• [Exercise instructions]
Can you write out the whole listing exactly?

[Records contained in a dataset]
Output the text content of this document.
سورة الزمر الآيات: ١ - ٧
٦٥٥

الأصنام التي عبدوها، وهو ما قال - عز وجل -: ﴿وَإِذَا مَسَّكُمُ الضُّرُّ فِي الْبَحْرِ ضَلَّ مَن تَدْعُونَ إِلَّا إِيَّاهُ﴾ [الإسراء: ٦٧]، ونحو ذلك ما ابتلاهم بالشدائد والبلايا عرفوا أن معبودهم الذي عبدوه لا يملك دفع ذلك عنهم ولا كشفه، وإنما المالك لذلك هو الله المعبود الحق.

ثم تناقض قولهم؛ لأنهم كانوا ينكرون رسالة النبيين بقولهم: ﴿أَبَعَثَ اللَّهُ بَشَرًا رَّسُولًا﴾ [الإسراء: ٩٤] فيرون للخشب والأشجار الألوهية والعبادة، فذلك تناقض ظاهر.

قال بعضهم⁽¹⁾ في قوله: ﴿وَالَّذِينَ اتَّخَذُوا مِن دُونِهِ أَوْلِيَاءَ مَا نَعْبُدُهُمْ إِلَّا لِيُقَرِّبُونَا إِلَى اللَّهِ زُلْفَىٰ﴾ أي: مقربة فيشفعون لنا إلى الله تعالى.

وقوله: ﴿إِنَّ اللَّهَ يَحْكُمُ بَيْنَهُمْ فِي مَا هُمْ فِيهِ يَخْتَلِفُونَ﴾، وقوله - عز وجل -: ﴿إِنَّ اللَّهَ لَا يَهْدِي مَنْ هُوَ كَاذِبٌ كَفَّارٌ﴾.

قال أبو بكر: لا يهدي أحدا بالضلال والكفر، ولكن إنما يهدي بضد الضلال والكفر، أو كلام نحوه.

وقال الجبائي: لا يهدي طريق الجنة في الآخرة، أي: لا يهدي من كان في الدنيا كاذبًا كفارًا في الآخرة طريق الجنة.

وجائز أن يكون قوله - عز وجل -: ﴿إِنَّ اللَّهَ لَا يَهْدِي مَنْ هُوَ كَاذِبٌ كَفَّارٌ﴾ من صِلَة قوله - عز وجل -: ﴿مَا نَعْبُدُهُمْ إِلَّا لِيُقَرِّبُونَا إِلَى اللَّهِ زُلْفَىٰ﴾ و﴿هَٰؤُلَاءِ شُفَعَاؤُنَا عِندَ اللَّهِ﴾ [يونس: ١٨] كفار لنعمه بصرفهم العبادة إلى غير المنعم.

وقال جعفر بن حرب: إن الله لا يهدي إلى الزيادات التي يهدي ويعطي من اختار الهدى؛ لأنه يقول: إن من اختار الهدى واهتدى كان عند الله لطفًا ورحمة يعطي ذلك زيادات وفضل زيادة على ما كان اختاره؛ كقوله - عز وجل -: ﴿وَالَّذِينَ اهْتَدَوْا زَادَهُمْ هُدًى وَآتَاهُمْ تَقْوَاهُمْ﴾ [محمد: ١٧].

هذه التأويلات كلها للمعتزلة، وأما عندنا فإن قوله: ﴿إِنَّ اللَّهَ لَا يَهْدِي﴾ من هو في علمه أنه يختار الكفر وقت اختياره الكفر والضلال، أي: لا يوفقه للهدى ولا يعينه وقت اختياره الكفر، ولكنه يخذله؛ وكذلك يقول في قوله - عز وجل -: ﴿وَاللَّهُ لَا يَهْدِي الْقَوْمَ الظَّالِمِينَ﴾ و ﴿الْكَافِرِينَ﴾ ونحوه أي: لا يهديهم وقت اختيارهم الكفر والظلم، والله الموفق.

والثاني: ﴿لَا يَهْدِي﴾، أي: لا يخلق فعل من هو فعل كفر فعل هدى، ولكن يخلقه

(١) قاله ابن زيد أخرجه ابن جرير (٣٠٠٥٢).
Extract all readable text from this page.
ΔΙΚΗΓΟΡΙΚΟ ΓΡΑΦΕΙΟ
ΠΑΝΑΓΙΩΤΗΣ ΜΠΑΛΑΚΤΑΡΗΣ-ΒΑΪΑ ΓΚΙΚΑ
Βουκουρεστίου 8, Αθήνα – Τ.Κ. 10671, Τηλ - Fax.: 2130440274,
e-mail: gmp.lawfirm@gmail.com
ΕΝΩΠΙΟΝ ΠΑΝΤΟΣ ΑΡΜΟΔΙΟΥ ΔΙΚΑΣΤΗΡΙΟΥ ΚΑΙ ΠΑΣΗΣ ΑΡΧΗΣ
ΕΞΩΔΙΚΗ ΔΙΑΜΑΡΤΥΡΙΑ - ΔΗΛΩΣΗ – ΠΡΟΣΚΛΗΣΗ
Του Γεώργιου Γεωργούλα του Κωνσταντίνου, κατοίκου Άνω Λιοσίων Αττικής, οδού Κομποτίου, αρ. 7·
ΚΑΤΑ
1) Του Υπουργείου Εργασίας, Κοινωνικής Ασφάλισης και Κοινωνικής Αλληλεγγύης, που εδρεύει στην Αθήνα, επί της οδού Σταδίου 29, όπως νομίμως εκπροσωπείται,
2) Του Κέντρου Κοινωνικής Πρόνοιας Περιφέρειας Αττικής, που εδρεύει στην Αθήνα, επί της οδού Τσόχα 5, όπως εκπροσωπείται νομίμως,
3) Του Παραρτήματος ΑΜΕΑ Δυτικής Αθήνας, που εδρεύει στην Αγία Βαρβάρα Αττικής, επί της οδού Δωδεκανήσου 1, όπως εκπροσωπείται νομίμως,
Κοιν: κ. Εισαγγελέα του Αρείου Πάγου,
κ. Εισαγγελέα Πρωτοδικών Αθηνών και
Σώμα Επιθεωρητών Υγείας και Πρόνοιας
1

• [Response to the task]
Output the text content of this document.
سورة الزمر الآيات: ١ - ٧
٦٥٥

الأصنام التي عبدوها، وهو ما قال - عز وجل -: ﴿وَإِذَا مَسَّكُمُ الضُّرُّ فِي الْبَحْرِ ضَلَّ مَن تَدْعُونَ إِلَّا إِيَّاهُ﴾ [الإسراء: ٦٧]، ونحو ذلك ما ابتلاهم بالشدائد والبلايا عرفوا أن معبودهم الذي عبدوه لا يملك دفع ذلك عنهم ولا كشفه، وإنما المالك لذلك هو الله المعبود الحق.

ثم تناقض قولهم؛ لأنهم كانوا ينكرون رسالة النبيين بقولهم: ﴿أَبَعَثَ اللَّهُ بَشَرًا رَّسُولًا﴾ [الإسراء: ٩٤] فيرون للخشب والأشجار الألوهية والعبادة، فذلك تناقض ظاهر.

قال بعضهم⁽¹⁾ في قوله: ﴿وَالَّذِينَ اتَّخَذُوا مِن دُونِهِ أَوْلِيَاءَ مَا نَعْبُدُهُمْ إِلَّا لِيُقَرِّبُونَا إِلَى اللَّهِ زُلْفَىٰ﴾ أي: مقربة فيشفعون لنا إلى الله تعالى.

وقوله: ﴿إِنَّ اللَّهَ يَحْكُمُ بَيْنَهُمْ فِي مَا هُمْ فِيهِ يَخْتَلِفُونَ﴾، وقوله - عز وجل -: ﴿إِنَّ اللَّهَ لَا يَهْدِي مَنْ هُوَ كَاذِبٌ كَفَّارٌ﴾.

قال أبو بكر: لا يهدي أحدا بالضلال والكفر، ولكن إنما يهدي بضد الضلال والكفر، أو كلام نحوه.

وقال الجبائي: لا يهدي طريق الجنة في الآخرة، أي: لا يهدي من كان في الدنيا كاذبًا كفارًا في الآخرة طريق الجنة.

وجائز أن يكون قوله - عز وجل -: ﴿إِنَّ اللَّهَ لَا يَهْدِي مَنْ هُوَ كَاذِبٌ كَفَّارٌ﴾ من صِلَة قوله - عز وجل -: ﴿مَا نَعْبُدُهُمْ إِلَّا لِيُقَرِّبُونَا إِلَى اللَّهِ زُلْفَىٰ﴾ و﴿هَٰؤُلَاءِ شُفَعَاؤُنَا عِندَ اللَّهِ﴾ [يونس: ١٨] كفار لنعمه بصرفهم العبادة إلى غير المنعم.

وقال جعفر بن حرب: إن الله لا يهدي إلى الزيادات التي يهدي ويعطي من اختار الهدى؛ لأنه يقول: إن من اختار الهدى واهتدى كان عند الله لطفًا ورحمة يعطي ذلك زيادات وفضل زيادة على ما كان اختاره؛ كقوله - عز وجل -: ﴿وَالَّذِينَ اهْتَدَوْا زَادَهُمْ هُدًى وَآتَاهُمْ تَقْوَاهُمْ﴾ [محمد: ١٧].

هذه التأويلات كلها للمعتزلة، وأما عندنا فإن قوله: ﴿إِنَّ اللَّهَ لَا يَهْدِي﴾ من هو في علمه أنه يختار الكفر وقت اختياره الكفر والضلال، أي: لا يوفقه للهدى ولا يعينه وقت اختياره الكفر، ولكنه يخذله؛ وكذلك يقول في قوله - عز وجل -: ﴿وَاللَّهُ لَا يَهْدِي الْقَوْمَ الظَّالِمِينَ﴾ و ﴿الْكَافِرِينَ﴾ ونحوه أي: لا يهديهم وقت اختيارهم الكفر والظلم، والله الموفق.

والثاني: ﴿لَا يَهْدِي﴾، أي: لا يخلق فعل من هو فعل كفر فعل هدى، ولكن يخلقه

(١) قاله ابن زيد أخرجه ابن جرير (٣٠٠٥٢).
Extract all readable text from this page.
ΔΙΚΗΓΟΡΙΚΟ ΓΡΑΦΕΙΟ
ΠΑΝΑΓΙΩΤΗΣ ΜΠΑΛΑΚΤΑΡΗΣ-ΒΑΪΑ ΓΚΙΚΑ
Βουκουρεστίου 8, Αθήνα – Τ.Κ. 10671, Τηλ - Fax.: 2130440274,
e-mail: gmp.lawfirm@gmail.com
ΕΝΩΠΙΟΝ ΠΑΝΤΟΣ ΑΡΜΟΔΙΟΥ ΔΙΚΑΣΤΗΡΙΟΥ ΚΑΙ ΠΑΣΗΣ ΑΡΧΗΣ
ΕΞΩΔΙΚΗ ΔΙΑΜΑΡΤΥΡΙΑ - ΔΗΛΩΣΗ – ΠΡΟΣΚΛΗΣΗ
Του Γεώργιου Γεωργούλα του Κωνσταντίνου, κατοίκου Άνω Λιοσίων Αττικής, οδού Κομποτίου, αρ. 7·
ΚΑΤΑ
1) Του Υπουργείου Εργασίας, Κοινωνικής Ασφάλισης και Κοινωνικής Αλληλεγγύης, που εδρεύει στην Αθήνα, επί της οδού Σταδίου 29, όπως νομίμως εκπροσωπείται,
2) Του Κέντρου Κοινωνικής Πρόνοιας Περιφέρειας Αττικής, που εδρεύει στην Αθήνα, επί της οδού Τσόχα 5, όπως εκπροσωπείται νομίμως,
3) Του Παραρτήματος ΑΜΕΑ Δυτικής Αθήνας, που εδρεύει στην Αγία Βαρβάρα Αττικής, επί της οδού Δωδεκανήσου 1, όπως εκπροσωπείται νομίμως,
Κοιν: κ. Εισαγγελέα του Αρείου Πάγου,
κ. Εισαγγελέα Πρωτοδικών Αθηνών και
Σώμα Επιθεωρητών Υγείας και Πρόνοιας
1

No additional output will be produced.